● Required work
Present the items from the first line up to and including the line containing "svg-text:[+ 10 Volt]: [+ 10 Volt] bbox=[567, 394, 669, 418]" as a Markdown table with the columns Row and Line, omitting any blank lines.

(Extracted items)
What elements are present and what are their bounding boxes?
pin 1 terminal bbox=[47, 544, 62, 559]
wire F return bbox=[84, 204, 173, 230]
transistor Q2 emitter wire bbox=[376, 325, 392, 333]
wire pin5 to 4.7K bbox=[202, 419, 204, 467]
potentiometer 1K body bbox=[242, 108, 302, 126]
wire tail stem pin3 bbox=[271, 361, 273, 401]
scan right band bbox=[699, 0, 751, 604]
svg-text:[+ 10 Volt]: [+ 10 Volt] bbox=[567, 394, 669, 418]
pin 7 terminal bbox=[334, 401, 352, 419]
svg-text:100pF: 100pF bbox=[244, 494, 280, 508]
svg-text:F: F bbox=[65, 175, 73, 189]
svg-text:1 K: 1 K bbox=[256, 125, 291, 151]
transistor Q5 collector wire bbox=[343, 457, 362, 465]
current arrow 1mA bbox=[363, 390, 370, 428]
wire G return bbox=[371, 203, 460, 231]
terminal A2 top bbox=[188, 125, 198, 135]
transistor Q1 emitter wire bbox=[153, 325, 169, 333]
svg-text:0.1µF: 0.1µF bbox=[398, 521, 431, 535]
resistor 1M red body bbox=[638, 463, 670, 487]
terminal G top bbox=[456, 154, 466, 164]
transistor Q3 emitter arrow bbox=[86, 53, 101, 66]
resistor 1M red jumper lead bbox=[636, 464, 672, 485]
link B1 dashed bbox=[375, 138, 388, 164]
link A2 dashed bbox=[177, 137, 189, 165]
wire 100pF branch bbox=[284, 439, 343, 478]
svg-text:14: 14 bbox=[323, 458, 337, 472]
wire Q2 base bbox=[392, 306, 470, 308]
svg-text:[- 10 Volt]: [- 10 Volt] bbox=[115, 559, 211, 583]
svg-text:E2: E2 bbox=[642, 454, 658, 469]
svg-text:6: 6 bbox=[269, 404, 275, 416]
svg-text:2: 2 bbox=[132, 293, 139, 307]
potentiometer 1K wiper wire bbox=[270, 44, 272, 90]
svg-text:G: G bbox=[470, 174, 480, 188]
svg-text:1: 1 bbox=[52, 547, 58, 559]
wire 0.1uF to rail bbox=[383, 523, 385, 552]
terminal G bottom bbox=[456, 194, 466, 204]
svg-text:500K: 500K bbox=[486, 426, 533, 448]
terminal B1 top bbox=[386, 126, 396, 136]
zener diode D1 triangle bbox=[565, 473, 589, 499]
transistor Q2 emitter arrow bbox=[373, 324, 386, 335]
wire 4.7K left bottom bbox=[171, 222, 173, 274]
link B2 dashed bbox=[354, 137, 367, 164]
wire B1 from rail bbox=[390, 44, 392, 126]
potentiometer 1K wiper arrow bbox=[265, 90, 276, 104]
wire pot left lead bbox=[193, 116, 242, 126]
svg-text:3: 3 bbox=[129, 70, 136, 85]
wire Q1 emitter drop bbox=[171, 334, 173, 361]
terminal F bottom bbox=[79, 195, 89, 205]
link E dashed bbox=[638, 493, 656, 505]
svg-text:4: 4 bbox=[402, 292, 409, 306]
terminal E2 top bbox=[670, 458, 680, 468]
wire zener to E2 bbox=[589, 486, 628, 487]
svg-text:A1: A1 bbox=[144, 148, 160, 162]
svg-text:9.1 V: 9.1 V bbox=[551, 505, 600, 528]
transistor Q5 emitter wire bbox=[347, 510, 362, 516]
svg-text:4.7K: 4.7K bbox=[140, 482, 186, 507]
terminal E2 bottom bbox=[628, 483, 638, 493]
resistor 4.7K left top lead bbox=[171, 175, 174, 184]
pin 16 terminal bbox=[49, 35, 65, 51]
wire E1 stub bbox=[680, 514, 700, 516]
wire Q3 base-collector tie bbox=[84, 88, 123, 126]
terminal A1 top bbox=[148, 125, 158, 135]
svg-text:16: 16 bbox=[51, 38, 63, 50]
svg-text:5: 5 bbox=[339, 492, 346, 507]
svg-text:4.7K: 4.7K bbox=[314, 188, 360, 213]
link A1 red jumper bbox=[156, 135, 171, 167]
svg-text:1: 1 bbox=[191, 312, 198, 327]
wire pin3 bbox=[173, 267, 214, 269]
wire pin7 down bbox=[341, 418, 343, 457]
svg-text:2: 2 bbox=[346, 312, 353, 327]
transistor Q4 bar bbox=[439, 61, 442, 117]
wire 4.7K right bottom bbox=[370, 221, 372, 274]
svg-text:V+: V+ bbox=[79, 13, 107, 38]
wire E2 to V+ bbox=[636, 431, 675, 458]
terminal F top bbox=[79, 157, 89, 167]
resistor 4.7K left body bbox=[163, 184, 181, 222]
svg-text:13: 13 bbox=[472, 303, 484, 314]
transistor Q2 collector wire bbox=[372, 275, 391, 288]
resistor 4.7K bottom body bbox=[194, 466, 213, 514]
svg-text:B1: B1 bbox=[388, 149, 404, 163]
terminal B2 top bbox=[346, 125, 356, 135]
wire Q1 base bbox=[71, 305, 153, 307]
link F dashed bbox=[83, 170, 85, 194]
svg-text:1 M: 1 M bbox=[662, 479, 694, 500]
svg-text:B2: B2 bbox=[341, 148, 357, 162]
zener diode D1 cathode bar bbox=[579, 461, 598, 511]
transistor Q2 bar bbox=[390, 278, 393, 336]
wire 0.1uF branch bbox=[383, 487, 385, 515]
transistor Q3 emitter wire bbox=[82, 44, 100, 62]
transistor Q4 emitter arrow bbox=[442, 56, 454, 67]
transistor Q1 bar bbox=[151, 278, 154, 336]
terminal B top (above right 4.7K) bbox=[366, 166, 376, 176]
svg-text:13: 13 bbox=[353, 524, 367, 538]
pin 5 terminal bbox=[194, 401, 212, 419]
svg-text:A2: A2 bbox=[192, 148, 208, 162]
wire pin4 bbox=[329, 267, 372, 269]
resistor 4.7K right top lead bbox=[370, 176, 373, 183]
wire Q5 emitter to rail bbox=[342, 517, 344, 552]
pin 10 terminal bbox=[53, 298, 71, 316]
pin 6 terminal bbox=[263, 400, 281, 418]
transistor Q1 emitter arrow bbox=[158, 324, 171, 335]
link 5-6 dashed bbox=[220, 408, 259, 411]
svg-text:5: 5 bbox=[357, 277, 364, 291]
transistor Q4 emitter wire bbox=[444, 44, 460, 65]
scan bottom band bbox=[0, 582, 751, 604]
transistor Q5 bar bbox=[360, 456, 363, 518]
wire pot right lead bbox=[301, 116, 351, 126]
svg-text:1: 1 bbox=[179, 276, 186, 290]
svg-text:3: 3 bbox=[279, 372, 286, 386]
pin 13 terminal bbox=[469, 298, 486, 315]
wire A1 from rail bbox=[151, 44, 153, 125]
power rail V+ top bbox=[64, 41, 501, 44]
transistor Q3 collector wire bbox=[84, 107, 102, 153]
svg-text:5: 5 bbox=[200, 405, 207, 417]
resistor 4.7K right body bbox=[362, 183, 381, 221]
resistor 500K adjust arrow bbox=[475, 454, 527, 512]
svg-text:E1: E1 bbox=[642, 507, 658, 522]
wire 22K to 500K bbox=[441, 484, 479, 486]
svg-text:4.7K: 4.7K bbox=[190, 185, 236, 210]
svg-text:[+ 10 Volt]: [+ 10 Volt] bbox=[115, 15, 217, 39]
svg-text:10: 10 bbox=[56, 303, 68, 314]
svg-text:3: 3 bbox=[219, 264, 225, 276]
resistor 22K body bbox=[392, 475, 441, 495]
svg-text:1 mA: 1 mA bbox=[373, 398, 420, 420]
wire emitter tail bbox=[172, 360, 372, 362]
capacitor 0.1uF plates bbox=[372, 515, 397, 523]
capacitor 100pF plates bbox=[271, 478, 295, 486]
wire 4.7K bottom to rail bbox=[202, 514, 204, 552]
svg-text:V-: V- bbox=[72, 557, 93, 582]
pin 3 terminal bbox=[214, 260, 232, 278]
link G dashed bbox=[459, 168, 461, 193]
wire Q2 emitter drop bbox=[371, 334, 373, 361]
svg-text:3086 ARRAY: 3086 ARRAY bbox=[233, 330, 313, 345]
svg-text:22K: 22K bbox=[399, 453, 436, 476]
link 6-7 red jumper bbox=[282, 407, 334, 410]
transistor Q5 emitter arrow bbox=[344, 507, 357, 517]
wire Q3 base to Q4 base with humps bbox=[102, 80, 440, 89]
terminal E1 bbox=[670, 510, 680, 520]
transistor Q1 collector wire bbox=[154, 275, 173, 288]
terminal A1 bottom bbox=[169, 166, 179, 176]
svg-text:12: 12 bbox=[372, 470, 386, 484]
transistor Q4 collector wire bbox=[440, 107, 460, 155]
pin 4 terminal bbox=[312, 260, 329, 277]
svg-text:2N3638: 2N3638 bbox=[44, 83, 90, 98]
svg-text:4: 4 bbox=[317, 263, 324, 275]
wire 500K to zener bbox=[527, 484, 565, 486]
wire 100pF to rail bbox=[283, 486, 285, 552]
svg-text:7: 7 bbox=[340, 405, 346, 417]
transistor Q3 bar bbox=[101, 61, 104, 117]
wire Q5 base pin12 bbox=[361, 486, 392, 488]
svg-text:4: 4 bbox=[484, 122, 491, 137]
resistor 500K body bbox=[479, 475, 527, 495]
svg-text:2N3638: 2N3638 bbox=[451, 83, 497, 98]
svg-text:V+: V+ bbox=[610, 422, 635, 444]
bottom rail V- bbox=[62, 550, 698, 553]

● Task answer
| Row | Line |
|---|---|
| 1 | What elements are present and what are their bounding boxes? |
| 2 | pin 1 terminal bbox=[47, 544, 62, 559] |
| 3 | wire F return bbox=[84, 204, 173, 230] |
| 4 | transistor Q2 emitter wire bbox=[376, 325, 392, 333] |
| 5 | wire pin5 to 4.7K bbox=[202, 419, 204, 467] |
| 6 | potentiometer 1K body bbox=[242, 108, 302, 126] |
| 7 | wire tail stem pin3 bbox=[271, 361, 273, 401] |
| 8 | scan right band bbox=[699, 0, 751, 604] |
| 9 | svg-text:[+ 10 Volt]: [+ 10 Volt] bbox=[567, 394, 669, 418] |